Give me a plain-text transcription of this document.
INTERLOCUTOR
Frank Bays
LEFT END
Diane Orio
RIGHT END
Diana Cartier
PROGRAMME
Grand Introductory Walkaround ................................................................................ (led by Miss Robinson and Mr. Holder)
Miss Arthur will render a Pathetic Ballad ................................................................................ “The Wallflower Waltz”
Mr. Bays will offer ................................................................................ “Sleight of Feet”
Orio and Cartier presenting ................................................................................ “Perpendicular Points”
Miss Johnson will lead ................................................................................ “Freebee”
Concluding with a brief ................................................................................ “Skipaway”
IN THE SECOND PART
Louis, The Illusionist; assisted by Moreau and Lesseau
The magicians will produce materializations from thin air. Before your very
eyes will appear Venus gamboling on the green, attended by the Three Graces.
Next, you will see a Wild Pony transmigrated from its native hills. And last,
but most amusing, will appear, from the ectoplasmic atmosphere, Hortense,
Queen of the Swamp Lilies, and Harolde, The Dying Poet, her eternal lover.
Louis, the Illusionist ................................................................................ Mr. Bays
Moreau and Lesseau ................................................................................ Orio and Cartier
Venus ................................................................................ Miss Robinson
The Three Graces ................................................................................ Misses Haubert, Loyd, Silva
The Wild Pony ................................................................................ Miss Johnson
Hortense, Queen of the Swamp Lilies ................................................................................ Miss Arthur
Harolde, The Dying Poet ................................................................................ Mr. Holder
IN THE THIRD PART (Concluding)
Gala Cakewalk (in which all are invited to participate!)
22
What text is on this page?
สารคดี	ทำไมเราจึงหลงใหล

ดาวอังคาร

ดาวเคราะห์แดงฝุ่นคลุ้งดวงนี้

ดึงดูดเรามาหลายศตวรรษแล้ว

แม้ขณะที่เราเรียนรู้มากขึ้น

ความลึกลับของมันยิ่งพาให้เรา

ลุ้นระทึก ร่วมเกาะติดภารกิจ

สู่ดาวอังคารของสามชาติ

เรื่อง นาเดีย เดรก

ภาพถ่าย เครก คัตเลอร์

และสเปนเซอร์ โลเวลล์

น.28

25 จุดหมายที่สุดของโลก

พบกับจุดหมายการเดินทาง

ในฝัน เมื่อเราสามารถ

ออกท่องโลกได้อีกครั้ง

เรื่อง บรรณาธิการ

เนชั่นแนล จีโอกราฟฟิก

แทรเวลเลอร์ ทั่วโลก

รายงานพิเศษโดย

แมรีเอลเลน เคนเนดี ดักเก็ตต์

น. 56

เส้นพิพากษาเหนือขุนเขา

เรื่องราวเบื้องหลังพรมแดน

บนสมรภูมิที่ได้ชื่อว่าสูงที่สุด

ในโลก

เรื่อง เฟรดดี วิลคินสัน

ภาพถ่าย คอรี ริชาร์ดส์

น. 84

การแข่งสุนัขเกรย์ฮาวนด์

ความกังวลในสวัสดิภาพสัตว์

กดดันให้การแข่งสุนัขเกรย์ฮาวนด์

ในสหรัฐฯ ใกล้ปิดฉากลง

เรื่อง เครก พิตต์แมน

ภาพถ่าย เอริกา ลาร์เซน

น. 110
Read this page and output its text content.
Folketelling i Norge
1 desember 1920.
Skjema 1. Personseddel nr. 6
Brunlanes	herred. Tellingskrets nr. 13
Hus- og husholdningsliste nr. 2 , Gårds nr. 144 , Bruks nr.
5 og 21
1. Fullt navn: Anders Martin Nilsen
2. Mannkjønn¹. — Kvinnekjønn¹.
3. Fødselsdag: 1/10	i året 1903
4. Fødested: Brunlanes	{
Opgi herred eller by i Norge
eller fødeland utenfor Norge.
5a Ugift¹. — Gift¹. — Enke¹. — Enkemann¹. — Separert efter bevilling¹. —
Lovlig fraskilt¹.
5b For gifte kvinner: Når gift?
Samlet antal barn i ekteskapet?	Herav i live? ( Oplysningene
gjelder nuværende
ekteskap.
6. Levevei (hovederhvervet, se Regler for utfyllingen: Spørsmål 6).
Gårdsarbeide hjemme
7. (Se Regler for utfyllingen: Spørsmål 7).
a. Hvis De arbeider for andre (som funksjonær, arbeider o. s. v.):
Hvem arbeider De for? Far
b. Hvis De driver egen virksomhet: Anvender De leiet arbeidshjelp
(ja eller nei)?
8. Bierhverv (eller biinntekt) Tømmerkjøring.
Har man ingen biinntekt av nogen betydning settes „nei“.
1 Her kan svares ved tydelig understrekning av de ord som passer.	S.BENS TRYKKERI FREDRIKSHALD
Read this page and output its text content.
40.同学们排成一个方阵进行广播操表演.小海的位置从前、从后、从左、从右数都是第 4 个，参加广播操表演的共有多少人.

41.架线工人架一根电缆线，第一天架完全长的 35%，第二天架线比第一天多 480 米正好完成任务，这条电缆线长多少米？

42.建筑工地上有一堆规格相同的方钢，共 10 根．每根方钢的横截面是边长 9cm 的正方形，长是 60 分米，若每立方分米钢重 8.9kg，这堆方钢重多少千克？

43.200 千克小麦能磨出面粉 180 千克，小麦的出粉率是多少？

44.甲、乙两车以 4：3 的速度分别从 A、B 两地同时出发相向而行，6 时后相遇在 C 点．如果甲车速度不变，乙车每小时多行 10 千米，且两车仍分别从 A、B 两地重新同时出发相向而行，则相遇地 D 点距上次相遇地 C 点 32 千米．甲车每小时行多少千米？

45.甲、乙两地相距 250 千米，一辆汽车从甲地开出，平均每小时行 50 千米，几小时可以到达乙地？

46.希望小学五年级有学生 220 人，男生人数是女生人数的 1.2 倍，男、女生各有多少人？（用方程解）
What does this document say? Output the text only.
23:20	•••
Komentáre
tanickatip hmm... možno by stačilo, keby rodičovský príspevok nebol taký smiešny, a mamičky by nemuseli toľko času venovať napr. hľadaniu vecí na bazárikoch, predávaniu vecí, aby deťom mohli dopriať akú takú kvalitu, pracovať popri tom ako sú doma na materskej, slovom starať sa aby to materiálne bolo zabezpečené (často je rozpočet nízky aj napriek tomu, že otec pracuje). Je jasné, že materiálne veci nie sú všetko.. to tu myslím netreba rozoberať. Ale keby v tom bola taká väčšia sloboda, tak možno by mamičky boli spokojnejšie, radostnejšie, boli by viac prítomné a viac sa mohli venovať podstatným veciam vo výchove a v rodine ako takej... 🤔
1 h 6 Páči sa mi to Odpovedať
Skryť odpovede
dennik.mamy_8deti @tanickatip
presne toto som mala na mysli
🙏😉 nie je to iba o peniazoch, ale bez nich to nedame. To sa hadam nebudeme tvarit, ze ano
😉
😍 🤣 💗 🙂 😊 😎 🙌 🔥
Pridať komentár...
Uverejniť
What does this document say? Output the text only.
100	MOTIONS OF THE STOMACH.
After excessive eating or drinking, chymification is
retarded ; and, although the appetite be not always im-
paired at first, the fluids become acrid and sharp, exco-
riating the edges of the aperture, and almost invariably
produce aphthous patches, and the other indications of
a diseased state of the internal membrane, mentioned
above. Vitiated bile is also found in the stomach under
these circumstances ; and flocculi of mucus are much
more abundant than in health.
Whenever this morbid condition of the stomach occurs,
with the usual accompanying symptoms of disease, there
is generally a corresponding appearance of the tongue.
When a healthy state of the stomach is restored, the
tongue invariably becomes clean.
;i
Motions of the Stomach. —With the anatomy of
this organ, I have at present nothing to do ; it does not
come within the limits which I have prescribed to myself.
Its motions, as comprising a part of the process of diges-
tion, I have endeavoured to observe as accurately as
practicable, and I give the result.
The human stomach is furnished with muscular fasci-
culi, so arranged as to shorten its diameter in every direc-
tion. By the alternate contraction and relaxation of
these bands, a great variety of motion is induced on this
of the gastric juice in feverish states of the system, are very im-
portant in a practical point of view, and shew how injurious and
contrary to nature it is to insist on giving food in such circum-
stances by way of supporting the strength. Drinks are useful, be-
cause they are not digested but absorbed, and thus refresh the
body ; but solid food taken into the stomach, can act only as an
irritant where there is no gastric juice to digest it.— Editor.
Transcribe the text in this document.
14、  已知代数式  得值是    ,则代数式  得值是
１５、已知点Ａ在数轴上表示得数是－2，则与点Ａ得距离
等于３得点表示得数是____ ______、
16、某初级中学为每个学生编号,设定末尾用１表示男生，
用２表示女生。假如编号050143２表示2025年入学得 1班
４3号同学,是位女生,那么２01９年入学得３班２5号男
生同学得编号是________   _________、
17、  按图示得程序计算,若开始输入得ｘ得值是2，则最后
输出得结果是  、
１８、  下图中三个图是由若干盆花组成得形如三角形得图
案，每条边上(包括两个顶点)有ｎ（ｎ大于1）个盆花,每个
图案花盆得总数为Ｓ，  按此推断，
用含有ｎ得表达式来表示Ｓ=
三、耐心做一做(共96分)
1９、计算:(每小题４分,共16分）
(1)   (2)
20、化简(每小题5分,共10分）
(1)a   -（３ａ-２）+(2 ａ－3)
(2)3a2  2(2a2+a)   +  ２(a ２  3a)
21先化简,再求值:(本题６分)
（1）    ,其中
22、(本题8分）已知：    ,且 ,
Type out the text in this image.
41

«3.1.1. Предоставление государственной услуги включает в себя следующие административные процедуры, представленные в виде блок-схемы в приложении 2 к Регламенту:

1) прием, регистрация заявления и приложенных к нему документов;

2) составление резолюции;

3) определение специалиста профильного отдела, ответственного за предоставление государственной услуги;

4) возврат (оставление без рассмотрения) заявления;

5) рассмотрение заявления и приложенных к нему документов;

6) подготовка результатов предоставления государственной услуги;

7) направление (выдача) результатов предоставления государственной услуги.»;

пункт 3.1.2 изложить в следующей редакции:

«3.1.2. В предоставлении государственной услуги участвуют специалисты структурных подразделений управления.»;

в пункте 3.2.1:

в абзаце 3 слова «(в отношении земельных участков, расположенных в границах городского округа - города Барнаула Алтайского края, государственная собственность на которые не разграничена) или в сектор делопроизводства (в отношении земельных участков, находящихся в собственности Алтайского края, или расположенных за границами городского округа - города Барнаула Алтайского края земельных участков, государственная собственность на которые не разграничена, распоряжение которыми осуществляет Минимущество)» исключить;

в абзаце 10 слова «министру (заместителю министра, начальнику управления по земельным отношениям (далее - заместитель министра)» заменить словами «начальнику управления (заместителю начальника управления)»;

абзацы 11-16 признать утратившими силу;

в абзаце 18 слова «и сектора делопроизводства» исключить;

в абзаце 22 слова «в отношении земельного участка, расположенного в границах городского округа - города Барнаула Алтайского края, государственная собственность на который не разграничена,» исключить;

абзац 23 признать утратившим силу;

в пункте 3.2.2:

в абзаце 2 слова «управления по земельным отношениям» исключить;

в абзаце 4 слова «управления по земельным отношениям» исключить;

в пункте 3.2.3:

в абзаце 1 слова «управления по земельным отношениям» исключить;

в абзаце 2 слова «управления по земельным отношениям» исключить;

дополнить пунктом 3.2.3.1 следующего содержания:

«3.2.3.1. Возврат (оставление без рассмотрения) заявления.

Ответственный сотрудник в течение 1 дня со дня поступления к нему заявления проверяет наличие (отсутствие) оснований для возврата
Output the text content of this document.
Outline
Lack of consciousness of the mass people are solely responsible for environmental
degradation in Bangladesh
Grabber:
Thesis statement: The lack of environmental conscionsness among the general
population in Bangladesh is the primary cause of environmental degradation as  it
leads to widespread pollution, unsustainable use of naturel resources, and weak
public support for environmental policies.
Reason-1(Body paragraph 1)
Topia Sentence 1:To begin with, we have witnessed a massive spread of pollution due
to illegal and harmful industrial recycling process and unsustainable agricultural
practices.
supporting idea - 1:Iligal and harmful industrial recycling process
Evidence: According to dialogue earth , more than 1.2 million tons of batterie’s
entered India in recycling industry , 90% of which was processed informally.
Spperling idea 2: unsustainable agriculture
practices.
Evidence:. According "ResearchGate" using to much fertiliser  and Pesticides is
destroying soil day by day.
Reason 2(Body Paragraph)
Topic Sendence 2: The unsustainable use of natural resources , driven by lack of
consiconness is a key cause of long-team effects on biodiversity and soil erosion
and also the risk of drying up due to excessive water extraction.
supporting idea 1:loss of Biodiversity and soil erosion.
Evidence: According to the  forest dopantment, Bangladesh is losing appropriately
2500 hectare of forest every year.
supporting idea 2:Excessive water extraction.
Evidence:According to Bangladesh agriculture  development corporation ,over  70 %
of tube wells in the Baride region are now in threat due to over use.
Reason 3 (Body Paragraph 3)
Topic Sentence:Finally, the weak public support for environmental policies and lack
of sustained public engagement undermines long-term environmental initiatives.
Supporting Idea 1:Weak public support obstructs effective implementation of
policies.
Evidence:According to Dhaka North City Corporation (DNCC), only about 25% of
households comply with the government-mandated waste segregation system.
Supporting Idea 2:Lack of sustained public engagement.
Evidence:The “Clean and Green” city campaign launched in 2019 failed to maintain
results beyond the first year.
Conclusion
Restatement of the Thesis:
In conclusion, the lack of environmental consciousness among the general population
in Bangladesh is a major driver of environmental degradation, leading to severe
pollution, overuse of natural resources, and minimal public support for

The task
Looking at the records above, say how many lines hold the string "much". Write nothing but the number.

Written reply
2